-------- Given records

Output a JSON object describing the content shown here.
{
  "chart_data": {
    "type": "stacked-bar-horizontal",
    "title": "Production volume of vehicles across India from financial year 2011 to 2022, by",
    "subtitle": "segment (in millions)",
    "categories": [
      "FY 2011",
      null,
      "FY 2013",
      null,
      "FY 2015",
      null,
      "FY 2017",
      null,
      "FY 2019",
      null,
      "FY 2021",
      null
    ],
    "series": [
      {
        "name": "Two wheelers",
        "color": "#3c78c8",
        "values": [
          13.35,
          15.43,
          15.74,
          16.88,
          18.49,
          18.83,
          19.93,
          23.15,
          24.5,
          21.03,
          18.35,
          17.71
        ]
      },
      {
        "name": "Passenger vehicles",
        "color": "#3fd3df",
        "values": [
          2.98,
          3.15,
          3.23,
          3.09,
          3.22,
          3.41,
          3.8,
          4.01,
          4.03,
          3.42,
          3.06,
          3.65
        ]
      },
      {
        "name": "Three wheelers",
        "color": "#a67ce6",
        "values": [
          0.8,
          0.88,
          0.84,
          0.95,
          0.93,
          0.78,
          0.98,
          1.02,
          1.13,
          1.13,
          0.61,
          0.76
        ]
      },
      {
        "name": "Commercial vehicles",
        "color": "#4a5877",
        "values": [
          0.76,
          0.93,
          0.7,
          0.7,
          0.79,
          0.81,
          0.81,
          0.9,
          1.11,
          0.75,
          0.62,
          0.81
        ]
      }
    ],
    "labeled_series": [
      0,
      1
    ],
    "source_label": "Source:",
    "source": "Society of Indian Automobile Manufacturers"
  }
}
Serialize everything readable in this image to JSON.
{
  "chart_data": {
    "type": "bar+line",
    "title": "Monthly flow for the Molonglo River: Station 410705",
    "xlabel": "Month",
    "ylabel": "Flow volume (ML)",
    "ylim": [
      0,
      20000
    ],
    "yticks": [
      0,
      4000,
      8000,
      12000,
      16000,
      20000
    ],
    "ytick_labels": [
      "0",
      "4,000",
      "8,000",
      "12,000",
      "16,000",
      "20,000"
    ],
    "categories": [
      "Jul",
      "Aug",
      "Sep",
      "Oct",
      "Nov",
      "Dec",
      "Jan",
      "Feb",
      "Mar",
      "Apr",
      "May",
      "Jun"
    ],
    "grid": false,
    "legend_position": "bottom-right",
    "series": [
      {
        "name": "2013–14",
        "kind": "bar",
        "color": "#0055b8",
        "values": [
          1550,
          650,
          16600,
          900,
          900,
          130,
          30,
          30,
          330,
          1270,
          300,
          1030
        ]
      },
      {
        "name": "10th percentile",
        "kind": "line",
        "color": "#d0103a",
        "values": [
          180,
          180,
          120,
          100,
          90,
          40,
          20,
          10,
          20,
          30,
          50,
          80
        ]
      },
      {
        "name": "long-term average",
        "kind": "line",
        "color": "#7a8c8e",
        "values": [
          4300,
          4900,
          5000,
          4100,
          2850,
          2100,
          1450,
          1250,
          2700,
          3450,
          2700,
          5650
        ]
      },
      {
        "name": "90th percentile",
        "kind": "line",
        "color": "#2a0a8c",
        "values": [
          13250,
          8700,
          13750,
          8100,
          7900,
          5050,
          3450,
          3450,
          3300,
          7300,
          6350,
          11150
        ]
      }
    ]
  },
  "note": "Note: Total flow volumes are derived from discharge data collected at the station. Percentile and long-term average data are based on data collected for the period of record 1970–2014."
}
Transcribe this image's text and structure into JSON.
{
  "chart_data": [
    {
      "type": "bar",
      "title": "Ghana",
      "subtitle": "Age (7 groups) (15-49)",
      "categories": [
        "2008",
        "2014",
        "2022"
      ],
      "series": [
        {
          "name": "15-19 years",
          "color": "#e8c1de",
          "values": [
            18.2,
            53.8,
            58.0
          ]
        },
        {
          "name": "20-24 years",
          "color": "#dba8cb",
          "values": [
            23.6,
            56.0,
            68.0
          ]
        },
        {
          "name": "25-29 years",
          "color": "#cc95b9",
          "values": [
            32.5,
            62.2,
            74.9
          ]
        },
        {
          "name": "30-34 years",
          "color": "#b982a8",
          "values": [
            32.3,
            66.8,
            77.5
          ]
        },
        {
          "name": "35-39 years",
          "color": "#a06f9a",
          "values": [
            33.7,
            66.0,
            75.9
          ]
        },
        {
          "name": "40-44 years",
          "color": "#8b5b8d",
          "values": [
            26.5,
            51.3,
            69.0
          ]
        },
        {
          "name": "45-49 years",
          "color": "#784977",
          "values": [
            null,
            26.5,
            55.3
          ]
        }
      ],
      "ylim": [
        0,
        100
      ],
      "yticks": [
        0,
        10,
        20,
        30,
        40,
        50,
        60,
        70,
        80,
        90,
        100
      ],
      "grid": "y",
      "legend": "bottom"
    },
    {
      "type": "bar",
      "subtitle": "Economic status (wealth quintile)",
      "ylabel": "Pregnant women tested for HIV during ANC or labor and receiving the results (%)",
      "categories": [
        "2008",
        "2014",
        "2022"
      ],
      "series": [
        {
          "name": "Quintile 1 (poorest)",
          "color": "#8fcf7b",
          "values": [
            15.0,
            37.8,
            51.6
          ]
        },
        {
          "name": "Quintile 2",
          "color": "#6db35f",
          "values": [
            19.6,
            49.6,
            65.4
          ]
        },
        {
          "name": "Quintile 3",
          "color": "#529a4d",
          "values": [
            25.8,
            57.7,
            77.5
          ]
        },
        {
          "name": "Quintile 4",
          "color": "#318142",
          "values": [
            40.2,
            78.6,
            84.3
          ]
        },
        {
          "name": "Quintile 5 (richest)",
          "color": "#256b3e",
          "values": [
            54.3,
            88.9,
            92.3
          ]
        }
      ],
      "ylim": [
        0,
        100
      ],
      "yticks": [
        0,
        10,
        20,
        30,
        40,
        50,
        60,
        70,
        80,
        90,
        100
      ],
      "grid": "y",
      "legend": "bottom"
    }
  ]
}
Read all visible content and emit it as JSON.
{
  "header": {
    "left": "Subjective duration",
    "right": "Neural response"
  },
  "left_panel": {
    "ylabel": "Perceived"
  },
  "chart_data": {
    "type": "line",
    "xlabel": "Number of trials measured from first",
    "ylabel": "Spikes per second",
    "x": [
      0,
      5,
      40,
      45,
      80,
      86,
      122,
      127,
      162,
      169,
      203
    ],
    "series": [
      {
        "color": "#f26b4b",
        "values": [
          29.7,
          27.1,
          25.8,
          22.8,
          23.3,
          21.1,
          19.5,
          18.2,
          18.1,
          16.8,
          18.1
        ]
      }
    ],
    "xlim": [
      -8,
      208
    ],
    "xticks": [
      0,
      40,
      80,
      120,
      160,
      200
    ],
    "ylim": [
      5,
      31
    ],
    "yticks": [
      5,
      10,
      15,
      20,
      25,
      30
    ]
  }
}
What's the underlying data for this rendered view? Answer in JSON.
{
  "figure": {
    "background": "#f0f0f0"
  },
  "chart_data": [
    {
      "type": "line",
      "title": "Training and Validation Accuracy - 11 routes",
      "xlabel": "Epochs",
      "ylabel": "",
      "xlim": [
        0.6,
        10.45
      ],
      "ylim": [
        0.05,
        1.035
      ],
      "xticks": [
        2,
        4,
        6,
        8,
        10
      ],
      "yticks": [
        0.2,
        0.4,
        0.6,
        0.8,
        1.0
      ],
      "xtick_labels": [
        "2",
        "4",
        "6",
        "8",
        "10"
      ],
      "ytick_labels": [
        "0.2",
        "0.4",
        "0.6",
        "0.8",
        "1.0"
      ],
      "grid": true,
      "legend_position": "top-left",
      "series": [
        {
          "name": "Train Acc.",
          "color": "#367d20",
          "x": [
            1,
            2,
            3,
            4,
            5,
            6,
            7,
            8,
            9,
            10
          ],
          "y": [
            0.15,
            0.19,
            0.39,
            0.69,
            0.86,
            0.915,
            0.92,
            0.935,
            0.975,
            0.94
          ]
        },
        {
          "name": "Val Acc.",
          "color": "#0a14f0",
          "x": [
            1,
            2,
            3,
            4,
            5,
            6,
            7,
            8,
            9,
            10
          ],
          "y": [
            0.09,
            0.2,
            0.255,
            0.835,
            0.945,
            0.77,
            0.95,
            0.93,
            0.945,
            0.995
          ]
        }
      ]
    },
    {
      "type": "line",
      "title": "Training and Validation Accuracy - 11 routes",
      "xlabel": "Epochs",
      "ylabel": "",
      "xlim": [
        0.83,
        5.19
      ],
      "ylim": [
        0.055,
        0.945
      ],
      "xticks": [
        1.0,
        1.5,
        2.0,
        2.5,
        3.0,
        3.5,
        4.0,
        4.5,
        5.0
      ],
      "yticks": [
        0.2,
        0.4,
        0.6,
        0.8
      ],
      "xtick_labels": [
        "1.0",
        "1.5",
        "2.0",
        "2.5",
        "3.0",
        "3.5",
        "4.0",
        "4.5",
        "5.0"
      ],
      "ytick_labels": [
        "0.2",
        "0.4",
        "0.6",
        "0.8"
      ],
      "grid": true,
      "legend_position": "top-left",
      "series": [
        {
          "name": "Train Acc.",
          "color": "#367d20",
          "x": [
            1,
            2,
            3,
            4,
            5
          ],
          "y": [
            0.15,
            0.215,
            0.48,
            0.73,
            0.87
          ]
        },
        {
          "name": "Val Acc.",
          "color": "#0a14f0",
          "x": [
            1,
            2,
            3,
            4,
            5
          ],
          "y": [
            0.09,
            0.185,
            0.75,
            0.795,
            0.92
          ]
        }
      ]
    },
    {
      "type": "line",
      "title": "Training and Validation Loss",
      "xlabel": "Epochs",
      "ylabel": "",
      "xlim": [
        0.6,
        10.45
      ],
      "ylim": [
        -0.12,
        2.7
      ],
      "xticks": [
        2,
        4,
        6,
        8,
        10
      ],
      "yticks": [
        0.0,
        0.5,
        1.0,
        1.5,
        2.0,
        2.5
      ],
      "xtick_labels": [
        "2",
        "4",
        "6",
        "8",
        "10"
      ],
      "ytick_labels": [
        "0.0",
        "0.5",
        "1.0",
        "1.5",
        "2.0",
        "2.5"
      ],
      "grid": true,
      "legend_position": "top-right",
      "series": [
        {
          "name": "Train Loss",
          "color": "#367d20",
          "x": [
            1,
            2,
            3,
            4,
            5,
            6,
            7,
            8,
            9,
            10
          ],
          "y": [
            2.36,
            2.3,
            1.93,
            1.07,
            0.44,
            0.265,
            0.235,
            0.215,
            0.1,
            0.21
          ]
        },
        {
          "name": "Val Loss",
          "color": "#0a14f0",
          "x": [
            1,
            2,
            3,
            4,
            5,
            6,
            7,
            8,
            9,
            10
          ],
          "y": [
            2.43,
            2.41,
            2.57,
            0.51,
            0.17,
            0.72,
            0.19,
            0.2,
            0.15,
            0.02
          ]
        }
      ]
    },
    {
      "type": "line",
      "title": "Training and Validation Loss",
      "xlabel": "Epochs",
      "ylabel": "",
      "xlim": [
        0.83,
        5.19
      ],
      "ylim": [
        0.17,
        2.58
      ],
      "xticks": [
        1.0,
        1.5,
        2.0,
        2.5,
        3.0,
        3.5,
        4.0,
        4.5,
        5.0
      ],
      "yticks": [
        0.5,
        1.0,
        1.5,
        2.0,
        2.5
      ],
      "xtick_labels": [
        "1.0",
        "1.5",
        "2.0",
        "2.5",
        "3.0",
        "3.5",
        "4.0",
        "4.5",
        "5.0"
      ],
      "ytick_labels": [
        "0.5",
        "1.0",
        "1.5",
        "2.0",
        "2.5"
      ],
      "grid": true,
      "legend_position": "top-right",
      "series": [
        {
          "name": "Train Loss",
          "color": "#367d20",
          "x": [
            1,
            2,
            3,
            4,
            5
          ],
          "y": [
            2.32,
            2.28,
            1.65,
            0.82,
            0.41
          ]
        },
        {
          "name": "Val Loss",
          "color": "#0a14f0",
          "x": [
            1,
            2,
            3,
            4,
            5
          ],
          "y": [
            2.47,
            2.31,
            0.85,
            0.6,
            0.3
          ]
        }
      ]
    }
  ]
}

----------------

Description of the task =>
Count how many lines of the material hold the string "from". Give the number and nothing more.

Complete output =>
3